TASKS:
a - Decide whether each statement below agrees with the forum discussion on nuclear power and renewables, answering yes or no and quoting the deciding words. (i) The funding for nuclear power under the IRA exceeded the funding for renewables and storage. (ii) One commenter holds that current storage technology is good enough, cheap enough, and faster to build. (iii) Pumping water and spinning disks are presented as proven, well-established storage methods.
b - Write out the part of the forum discussion on nuclear power and renewables that opens with the words containing "When the IRA" and closes with "use renewables correctly.".

EXCERPT PROVIDED:
* * * *

I don’t think we have the time to wait on and expect breakthroughs anymore. A decade ago, sure, but if we end up having major issues with storage and don’t make those breakthroughs 10 years from now, and we start building nuclear plants then, we’re in for an even worse timeline.

Re: government support, sure. If this is a zero sum game and we have to choose one or the other, I’ll probably go renewable. From what I’ve seen, the zero sum mentality itself is the conservative trap. They keep us fighting against each other when we could just say “do both”.

When the IRA passed in the states, there was some amount of funding for nukes. Not a ton, but some. Yet there was skepticism of that, there were calls on the left to defund that among circles I frequented. Why? The support for nukes was much less than renewables and storage, and like an order of magnitude less. It was a hedge - keep investing in alternatives to renewables in case they don’t work out, because we don’t have a crystal ball. So why be divided on this?

The trap isn’t nuclear. It’s division and scarcity thinking. It’s zero-sum politics.

[–] MoistCircuits0698@lemm.ee 2 points 5 days ago (1 children)

We aren't waiting for storage breakthroughs though. The current technology is good enough, cheap enough, and faster to build. And meeting the reaction times needed to use renewables correctly.

[–] maevyn@lemmy.blahaj.zone 3 points 5 days ago (1 children)

My understanding is that this is not the case for providing baseload to entire cities, and it’s unlikely to be the case as we increase energy usage (which has been spiking again, thanks to crypto and AI among other things). With current battery tech it would require massive amounts of lithium that would have far greater environmental impact, and still not really cover all needs. And other mechanisms, like stored energy (pumping water, spinning disks)are more theoretical.

I think I would be much more open to the argument once we have a full modern city converted at least partially to 80-90% renewables, with emergency services and other core infrastructure running off of storage instead of existing power plants. If we get there, then I’d probably stop saying we should invest in nuclear in parallel.

And to be clear, we should get there, if possible. We should push forward full throttle, because all of that innovation would be incredible, and I don’t want us to rely solely on one power source at all, be that renewables, nuclear, or whatever else. A smart strategy is have backups, which is why I think we should do both.

[–] MoistCircuits0698@lemm.ee 2 points 5 days ago (1 children)

* * * *

DATASET EXTRACT:
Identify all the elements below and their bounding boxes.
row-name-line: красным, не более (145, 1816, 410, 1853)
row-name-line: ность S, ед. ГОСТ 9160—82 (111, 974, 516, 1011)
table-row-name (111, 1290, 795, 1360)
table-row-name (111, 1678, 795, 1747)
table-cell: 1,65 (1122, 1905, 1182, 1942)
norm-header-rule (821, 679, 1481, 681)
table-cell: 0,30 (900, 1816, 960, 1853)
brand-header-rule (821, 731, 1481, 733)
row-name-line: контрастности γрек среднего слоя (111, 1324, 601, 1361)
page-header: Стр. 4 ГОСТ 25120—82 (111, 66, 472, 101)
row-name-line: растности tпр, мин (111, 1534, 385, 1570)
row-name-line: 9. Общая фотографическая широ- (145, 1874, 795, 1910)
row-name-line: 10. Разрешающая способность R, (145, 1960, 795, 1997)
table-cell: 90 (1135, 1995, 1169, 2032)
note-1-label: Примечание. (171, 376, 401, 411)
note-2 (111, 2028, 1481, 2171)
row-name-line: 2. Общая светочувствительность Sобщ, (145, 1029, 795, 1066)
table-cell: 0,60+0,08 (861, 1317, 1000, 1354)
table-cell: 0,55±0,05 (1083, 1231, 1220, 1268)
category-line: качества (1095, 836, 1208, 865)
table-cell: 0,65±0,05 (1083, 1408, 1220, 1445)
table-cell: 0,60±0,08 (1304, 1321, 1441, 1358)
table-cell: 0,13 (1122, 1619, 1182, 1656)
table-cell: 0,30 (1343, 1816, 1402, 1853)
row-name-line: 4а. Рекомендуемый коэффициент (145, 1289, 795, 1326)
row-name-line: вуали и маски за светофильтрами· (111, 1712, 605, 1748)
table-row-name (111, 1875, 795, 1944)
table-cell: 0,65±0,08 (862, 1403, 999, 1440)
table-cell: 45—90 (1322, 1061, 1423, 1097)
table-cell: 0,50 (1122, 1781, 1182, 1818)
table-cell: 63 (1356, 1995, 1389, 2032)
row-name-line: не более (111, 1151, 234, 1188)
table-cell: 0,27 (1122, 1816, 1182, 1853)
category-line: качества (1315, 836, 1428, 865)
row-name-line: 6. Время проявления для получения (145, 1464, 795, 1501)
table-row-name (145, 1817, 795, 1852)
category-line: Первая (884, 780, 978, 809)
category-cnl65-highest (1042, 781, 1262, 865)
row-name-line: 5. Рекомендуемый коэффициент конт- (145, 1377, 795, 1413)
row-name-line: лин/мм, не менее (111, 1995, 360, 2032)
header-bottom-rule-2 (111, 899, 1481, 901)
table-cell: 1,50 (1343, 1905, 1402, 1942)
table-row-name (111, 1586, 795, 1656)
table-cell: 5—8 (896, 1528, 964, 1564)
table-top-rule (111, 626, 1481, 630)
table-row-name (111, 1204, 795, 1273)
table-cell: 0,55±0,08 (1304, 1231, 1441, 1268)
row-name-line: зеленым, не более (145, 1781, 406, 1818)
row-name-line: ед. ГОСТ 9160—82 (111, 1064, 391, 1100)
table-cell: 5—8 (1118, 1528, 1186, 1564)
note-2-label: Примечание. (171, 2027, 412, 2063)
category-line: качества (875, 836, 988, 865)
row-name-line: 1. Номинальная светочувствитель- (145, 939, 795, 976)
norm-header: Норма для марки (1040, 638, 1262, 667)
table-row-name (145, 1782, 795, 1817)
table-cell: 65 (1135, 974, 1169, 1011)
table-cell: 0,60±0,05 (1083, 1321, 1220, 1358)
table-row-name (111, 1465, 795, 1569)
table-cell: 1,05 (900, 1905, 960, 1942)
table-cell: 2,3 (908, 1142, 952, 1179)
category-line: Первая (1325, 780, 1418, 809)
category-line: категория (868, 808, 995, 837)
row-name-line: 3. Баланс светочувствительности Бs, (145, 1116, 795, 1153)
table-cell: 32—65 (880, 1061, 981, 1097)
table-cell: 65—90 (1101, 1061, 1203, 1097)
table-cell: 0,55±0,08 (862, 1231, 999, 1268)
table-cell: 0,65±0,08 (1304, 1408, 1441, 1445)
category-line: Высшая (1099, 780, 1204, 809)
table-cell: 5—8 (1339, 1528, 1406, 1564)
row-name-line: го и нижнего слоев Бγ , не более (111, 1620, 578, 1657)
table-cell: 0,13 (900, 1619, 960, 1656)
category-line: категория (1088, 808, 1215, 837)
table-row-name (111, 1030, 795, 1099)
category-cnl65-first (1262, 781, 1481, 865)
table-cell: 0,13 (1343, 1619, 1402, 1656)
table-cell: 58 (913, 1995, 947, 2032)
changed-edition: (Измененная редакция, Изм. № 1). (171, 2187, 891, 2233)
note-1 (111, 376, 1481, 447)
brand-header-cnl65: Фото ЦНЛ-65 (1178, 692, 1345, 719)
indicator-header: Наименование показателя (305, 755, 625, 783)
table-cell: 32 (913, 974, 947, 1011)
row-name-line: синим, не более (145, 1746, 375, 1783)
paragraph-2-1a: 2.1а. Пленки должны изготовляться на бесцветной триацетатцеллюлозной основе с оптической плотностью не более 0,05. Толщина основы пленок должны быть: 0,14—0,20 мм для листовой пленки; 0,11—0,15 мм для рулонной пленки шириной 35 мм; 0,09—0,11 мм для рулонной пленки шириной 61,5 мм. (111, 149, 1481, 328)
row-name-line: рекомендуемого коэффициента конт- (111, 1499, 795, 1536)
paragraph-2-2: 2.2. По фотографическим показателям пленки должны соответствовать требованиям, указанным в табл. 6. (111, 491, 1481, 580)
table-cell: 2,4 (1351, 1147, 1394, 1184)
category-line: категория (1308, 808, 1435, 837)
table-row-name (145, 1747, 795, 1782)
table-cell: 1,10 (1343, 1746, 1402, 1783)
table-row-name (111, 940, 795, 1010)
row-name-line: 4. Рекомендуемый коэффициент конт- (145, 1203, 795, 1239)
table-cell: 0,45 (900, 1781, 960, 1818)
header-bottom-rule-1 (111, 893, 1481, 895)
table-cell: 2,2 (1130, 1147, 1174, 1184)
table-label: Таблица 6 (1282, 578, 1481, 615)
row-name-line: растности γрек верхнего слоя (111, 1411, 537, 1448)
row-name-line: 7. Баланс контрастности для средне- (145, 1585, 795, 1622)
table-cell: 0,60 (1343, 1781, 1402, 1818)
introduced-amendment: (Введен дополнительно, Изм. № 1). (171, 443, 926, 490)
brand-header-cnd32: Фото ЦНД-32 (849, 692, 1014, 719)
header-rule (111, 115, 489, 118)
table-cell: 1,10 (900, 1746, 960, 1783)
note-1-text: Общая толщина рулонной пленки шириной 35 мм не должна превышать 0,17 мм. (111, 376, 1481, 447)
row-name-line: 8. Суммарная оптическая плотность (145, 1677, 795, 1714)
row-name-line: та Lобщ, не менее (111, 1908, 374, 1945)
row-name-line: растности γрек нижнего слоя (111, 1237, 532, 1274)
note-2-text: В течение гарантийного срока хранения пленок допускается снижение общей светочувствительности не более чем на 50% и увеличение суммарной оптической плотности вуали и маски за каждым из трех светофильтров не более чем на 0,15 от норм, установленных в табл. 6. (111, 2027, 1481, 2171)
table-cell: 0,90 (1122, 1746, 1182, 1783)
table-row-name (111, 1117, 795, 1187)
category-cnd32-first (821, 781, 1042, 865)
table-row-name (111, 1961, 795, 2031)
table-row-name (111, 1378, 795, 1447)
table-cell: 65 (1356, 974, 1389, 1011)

* * * *

YOUR WRITTEN ANSWERS:
a -
(i) No: "The support for nukes was much less than renewables and storage, and like an order of magnitude less."
(ii) Yes: "The current technology is good enough, cheap enough, and faster to build."
(iii) No: "And other mechanisms, like stored energy (pumping water, spinning disks)are more theoretical."

b -
When the IRA passed in the states, there was some amount of funding for nukes. Not a ton, but some. Yet there was skepticism of that, there were calls on the left to defund that among circles I frequented. Why? The support for nukes was much less than renewables and storage, and like an order of magnitude less. It was a hedge - keep investing in alternatives to renewables in case they don’t work out, because we don’t have a crystal ball. So why be divided on this?

The trap isn’t nuclear. It’s division and scarcity thinking. It’s zero-sum politics.

[–] MoistCircuits0698@lemm.ee 2 points 5 days ago (1 children)

We aren't waiting for storage breakthroughs though. The current technology is good enough, cheap enough, and faster to build. And meeting the reaction times needed to use renewables correctly.